Materials provided
──────
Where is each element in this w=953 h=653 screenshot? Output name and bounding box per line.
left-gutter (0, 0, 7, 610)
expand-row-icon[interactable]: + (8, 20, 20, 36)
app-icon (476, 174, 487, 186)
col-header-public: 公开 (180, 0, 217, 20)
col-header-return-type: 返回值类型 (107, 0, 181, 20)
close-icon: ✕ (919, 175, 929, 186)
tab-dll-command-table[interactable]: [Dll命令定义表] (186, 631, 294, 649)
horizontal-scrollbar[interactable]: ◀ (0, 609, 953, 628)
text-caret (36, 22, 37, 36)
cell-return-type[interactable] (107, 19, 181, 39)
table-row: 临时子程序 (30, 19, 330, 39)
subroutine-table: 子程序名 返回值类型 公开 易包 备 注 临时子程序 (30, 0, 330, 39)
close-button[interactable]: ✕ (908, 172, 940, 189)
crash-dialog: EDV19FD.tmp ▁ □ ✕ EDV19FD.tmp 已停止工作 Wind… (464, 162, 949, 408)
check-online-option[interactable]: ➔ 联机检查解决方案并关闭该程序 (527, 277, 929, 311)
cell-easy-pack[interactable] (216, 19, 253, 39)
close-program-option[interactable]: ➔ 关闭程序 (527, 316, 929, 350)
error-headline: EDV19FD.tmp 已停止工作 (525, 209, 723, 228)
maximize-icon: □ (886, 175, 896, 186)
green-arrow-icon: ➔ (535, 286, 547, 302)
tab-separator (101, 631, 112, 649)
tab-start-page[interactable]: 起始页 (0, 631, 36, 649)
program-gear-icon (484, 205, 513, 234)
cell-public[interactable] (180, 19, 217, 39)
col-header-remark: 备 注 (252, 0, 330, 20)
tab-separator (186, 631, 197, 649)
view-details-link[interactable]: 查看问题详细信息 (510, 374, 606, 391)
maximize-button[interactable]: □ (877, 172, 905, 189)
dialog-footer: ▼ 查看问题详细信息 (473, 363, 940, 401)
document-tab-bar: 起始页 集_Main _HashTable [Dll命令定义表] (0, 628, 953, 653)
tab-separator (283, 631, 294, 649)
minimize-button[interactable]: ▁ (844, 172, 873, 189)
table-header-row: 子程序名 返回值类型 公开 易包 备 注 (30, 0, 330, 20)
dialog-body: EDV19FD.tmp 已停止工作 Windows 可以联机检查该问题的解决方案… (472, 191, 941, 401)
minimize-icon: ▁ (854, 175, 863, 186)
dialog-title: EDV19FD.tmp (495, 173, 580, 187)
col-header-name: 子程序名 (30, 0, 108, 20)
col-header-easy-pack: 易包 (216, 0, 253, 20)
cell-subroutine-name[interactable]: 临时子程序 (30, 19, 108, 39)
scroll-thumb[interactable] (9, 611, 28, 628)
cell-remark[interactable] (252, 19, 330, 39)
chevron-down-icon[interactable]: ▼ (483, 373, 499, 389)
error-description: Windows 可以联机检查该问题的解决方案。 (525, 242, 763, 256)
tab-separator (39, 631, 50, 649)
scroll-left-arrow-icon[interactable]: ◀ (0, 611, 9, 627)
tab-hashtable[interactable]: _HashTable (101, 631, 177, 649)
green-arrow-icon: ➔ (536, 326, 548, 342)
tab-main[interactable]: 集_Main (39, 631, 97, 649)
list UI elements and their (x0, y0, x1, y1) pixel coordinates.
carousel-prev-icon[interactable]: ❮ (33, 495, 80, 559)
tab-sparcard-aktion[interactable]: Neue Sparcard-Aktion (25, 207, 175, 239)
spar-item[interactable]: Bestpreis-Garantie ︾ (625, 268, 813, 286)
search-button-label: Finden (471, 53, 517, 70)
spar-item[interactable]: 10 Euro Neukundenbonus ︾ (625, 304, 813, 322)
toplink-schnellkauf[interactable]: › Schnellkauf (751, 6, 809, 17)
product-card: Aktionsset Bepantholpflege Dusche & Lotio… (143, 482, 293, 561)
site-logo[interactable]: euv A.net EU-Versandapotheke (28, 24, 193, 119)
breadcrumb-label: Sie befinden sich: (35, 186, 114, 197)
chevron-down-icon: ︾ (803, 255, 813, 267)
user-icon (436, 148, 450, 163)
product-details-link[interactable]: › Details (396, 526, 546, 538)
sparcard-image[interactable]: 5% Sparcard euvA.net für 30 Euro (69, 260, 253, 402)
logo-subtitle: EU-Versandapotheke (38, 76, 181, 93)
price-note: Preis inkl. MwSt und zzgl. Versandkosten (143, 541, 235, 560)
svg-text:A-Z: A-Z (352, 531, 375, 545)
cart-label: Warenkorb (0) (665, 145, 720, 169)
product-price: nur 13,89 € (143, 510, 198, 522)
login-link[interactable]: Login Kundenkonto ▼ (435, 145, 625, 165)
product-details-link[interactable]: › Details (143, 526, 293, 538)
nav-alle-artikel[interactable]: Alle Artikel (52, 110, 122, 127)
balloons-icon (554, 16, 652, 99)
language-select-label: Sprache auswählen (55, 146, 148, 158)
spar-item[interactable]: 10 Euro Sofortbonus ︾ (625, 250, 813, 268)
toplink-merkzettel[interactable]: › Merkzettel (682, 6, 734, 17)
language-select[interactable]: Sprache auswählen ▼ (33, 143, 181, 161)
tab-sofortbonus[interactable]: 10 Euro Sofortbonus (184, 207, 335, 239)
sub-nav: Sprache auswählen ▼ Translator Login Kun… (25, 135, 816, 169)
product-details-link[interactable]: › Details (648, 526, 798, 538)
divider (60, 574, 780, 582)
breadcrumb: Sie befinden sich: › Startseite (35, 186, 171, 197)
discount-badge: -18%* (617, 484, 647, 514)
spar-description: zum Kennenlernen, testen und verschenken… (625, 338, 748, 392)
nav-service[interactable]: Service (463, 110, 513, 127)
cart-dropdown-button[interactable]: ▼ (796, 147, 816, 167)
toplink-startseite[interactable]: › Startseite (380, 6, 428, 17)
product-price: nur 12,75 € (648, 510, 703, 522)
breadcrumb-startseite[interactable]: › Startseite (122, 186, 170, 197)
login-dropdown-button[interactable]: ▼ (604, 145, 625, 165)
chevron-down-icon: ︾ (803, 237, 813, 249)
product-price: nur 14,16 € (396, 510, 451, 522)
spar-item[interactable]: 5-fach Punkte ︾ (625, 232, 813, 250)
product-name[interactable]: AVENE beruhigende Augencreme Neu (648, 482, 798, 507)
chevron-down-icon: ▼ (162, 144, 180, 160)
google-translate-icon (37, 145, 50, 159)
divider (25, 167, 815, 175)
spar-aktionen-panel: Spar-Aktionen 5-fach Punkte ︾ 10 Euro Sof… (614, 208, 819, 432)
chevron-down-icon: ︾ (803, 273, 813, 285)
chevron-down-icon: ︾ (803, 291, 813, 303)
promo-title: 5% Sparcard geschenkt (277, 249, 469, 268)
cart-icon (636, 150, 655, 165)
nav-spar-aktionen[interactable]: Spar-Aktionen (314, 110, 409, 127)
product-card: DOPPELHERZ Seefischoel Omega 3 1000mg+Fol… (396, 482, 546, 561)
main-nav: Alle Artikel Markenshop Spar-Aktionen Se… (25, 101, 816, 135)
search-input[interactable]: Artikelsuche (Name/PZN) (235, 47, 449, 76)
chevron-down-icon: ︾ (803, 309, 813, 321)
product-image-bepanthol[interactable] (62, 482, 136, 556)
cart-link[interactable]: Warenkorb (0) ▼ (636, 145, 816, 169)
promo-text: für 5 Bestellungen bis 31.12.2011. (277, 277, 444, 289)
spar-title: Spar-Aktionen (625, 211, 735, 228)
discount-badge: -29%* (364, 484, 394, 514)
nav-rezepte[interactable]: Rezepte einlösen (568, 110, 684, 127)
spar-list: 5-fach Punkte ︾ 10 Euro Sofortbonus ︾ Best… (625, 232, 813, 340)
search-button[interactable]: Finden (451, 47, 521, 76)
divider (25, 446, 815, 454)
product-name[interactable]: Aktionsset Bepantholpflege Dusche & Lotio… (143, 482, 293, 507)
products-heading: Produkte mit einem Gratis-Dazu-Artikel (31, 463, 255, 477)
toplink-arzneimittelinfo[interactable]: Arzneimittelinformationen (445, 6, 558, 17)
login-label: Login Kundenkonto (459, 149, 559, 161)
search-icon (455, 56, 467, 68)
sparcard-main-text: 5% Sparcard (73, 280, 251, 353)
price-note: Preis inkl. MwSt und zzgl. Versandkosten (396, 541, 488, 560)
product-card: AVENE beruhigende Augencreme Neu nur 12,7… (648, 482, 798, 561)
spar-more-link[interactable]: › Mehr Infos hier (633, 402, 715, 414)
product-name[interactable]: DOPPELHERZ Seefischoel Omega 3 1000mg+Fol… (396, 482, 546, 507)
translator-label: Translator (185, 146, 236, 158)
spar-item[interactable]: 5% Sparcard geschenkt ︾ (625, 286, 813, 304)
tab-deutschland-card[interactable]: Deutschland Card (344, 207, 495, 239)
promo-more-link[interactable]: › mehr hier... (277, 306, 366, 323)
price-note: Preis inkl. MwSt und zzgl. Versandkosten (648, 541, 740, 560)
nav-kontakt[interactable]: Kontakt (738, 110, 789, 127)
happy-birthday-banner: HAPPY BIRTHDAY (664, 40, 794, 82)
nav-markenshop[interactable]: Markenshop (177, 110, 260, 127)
──────
Aim of the task
Return, character for character, the lines of the listing from its first line through the line that contains "program-gear-icon (484, 205, 513, 234)", including both of those lines.

Solution for this task
Where is each element in this w=953 h=653 screenshot? Output name and bounding box per line.
left-gutter (0, 0, 7, 610)
expand-row-icon[interactable]: + (8, 20, 20, 36)
app-icon (476, 174, 487, 186)
col-header-public: 公开 (180, 0, 217, 20)
col-header-return-type: 返回值类型 (107, 0, 181, 20)
close-icon: ✕ (919, 175, 929, 186)
tab-dll-command-table[interactable]: [Dll命令定义表] (186, 631, 294, 649)
horizontal-scrollbar[interactable]: ◀ (0, 609, 953, 628)
text-caret (36, 22, 37, 36)
cell-return-type[interactable] (107, 19, 181, 39)
table-row: 临时子程序 (30, 19, 330, 39)
subroutine-table: 子程序名 返回值类型 公开 易包 备 注 临时子程序 (30, 0, 330, 39)
close-button[interactable]: ✕ (908, 172, 940, 189)
crash-dialog: EDV19FD.tmp ▁ □ ✕ EDV19FD.tmp 已停止工作 Wind… (464, 162, 949, 408)
check-online-option[interactable]: ➔ 联机检查解决方案并关闭该程序 (527, 277, 929, 311)
cell-easy-pack[interactable] (216, 19, 253, 39)
close-program-option[interactable]: ➔ 关闭程序 (527, 316, 929, 350)
error-headline: EDV19FD.tmp 已停止工作 (525, 209, 723, 228)
maximize-icon: □ (886, 175, 896, 186)
green-arrow-icon: ➔ (535, 286, 547, 302)
tab-separator (101, 631, 112, 649)
tab-start-page[interactable]: 起始页 (0, 631, 36, 649)
program-gear-icon (484, 205, 513, 234)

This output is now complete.